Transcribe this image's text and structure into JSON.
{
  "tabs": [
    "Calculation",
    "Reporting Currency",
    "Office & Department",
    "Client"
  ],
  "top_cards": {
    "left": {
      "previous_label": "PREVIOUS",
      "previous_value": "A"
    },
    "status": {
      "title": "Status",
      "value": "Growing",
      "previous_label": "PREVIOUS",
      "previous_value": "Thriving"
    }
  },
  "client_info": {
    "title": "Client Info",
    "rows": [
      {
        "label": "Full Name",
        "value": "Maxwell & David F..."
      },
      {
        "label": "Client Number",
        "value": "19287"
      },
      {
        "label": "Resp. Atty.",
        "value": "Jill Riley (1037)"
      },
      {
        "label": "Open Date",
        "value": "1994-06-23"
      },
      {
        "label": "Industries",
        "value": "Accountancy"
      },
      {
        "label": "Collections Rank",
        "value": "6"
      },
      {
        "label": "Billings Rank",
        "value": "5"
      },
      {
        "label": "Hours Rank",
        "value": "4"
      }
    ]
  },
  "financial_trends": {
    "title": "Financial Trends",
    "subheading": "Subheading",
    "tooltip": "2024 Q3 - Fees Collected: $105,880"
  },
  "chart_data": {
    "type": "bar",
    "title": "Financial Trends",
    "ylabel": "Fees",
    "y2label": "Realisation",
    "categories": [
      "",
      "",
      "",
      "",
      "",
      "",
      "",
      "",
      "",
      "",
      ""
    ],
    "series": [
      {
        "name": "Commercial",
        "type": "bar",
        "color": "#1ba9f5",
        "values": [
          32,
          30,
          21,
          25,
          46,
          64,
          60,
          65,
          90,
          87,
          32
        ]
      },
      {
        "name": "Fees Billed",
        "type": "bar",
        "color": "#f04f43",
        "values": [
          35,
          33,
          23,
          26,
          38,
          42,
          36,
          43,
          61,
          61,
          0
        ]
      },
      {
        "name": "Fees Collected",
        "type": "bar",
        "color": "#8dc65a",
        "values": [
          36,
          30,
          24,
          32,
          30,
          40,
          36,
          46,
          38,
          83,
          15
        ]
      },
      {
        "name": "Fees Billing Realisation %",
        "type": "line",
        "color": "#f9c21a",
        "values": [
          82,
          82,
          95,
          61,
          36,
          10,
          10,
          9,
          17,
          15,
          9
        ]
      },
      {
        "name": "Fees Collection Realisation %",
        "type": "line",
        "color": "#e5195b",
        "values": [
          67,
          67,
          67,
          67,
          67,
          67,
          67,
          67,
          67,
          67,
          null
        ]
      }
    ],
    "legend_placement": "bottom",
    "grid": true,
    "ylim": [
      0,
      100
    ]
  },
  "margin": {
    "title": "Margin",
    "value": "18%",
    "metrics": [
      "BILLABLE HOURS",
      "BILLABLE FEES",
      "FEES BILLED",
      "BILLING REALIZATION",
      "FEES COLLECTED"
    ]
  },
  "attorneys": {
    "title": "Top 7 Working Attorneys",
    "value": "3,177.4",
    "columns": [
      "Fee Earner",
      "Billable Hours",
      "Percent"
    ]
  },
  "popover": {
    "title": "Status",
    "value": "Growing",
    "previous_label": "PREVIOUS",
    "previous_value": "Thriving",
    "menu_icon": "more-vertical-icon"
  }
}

========================================

Exercise details: For each line in the data above that contains the string "Realisation", extract the line.

Reply:
    "y2label": "Realisation",
        "name": "Fees Billing Realisation %",
        "name": "Fees Collection Realisation %",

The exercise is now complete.